▶ [WORK TO COMPLETE] Reproduce the listing verbatim, beginning at its first line and stopping after the line that contains "card-title: Titolo Card 1 xyxy=(72,224,185,245)". Include both of these lines.

▶ [Element region listings]
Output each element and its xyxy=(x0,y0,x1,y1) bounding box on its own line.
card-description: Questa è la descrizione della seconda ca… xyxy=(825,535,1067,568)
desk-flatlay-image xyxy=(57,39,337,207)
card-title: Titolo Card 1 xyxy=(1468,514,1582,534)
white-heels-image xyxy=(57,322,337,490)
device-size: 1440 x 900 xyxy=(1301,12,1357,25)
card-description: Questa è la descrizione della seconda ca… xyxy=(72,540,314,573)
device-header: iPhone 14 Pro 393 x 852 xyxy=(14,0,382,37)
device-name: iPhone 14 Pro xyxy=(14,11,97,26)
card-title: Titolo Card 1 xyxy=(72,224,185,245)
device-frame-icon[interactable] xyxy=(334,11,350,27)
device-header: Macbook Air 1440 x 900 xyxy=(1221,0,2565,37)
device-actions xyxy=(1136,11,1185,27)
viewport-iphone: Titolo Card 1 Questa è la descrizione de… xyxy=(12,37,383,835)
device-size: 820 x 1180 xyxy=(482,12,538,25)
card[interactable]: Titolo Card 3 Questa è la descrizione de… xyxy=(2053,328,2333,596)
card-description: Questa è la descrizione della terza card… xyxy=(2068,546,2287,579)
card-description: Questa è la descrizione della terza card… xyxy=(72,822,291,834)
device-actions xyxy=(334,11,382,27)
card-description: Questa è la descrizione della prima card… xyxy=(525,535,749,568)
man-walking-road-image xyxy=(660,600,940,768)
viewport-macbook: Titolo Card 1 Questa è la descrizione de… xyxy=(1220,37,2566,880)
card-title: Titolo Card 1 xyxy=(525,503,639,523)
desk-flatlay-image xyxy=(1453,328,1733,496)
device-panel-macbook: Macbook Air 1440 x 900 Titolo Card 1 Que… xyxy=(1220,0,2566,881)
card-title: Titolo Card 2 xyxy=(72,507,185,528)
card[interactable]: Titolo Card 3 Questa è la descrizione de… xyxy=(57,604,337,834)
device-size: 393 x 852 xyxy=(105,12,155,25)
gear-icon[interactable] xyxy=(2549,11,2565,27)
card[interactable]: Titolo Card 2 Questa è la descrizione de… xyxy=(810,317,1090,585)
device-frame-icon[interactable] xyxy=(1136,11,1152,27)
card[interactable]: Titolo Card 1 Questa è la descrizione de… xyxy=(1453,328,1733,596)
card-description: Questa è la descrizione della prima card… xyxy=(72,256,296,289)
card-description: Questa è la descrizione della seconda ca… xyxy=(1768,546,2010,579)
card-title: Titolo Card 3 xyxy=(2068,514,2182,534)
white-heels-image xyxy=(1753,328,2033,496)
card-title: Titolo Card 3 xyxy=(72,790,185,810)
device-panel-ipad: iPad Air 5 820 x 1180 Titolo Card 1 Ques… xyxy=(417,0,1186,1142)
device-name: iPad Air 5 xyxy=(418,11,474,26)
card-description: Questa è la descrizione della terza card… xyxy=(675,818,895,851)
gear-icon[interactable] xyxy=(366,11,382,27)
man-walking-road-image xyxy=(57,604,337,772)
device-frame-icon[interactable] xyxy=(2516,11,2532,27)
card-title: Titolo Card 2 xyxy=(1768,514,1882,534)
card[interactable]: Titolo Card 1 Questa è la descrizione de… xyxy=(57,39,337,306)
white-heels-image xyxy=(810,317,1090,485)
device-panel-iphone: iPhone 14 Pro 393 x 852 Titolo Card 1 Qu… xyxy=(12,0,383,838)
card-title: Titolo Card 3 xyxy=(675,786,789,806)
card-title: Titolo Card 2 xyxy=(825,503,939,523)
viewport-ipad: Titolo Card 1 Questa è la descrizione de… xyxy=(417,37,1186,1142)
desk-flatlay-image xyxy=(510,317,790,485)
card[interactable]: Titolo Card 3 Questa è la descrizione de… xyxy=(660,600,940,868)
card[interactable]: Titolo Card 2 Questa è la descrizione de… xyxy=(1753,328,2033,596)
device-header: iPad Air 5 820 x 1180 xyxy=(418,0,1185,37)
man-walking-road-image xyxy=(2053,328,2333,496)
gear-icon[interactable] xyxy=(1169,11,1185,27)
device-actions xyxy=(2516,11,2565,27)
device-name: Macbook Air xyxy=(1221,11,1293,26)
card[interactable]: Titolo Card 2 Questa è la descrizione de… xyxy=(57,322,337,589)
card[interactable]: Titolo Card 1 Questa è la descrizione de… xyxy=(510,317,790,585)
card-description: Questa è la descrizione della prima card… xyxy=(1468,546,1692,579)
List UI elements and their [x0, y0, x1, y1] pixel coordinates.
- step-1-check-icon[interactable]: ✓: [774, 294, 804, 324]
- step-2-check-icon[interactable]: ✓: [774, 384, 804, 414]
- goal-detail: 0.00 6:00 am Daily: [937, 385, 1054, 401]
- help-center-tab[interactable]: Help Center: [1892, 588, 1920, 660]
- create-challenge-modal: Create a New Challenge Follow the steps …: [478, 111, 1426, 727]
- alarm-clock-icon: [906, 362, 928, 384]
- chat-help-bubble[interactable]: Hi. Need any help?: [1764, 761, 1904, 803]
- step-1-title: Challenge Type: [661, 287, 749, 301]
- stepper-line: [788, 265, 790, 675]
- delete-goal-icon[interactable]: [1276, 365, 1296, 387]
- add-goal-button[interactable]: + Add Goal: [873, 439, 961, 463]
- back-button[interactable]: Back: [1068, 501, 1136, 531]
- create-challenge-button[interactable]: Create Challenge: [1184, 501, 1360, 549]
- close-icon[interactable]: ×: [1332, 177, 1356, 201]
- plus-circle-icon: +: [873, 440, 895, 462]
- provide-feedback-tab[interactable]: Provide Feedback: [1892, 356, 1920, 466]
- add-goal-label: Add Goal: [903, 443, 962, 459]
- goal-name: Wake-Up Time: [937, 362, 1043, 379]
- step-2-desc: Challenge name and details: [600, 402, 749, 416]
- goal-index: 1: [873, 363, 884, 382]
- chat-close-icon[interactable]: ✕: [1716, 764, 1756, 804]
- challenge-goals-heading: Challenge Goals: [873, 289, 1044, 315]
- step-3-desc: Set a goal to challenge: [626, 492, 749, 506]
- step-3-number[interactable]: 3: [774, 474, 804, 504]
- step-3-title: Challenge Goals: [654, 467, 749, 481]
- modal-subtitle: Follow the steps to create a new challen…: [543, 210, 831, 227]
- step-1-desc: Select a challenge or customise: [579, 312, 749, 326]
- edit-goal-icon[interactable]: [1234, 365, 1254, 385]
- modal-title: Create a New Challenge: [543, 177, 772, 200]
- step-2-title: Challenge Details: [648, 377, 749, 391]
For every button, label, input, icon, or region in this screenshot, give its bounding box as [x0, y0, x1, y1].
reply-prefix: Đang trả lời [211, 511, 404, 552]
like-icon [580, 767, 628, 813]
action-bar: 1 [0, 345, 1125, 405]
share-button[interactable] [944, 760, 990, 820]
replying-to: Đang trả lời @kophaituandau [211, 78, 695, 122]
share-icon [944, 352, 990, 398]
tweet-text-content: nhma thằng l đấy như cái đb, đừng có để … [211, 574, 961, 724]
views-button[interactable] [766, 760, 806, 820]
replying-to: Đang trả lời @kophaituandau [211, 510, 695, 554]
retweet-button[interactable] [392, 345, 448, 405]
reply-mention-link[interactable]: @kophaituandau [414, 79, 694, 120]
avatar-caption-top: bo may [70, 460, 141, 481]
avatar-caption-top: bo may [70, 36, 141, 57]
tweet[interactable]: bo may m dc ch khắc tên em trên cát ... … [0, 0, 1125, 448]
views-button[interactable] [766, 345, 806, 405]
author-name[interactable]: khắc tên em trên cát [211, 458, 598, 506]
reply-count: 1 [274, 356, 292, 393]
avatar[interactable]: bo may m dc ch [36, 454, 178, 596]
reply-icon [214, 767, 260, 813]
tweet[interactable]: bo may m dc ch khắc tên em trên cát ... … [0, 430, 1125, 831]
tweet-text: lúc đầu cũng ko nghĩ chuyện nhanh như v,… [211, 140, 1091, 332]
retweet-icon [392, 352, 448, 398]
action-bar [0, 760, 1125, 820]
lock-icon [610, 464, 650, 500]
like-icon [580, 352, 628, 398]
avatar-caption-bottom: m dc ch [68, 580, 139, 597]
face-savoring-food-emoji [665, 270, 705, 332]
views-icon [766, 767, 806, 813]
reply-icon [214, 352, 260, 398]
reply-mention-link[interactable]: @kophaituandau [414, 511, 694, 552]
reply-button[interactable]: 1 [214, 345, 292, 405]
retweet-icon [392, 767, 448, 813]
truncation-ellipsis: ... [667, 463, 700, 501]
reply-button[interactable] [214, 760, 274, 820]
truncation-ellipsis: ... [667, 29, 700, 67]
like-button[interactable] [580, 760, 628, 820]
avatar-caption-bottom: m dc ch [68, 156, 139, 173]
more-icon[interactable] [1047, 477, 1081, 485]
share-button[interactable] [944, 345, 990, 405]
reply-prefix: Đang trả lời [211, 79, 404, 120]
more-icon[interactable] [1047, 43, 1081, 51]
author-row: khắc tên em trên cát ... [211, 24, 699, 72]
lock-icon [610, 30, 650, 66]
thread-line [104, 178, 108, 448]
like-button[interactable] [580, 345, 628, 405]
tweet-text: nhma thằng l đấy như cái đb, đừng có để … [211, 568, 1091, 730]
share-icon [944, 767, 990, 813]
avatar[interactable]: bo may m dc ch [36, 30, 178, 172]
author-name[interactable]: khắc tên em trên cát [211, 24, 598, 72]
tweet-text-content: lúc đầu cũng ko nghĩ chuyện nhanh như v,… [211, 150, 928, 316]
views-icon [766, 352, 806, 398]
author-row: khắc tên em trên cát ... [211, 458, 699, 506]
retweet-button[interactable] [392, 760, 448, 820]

▶ [ANSWER]
Output each element and its xyxy=(x0,y0,x1,y1) bounding box on its own line.
card-description: Questa è la descrizione della seconda ca… xyxy=(825,535,1067,568)
desk-flatlay-image xyxy=(57,39,337,207)
card-title: Titolo Card 1 xyxy=(1468,514,1582,534)
white-heels-image xyxy=(57,322,337,490)
device-size: 1440 x 900 xyxy=(1301,12,1357,25)
card-description: Questa è la descrizione della seconda ca… xyxy=(72,540,314,573)
device-header: iPhone 14 Pro 393 x 852 xyxy=(14,0,382,37)
device-name: iPhone 14 Pro xyxy=(14,11,97,26)
card-title: Titolo Card 1 xyxy=(72,224,185,245)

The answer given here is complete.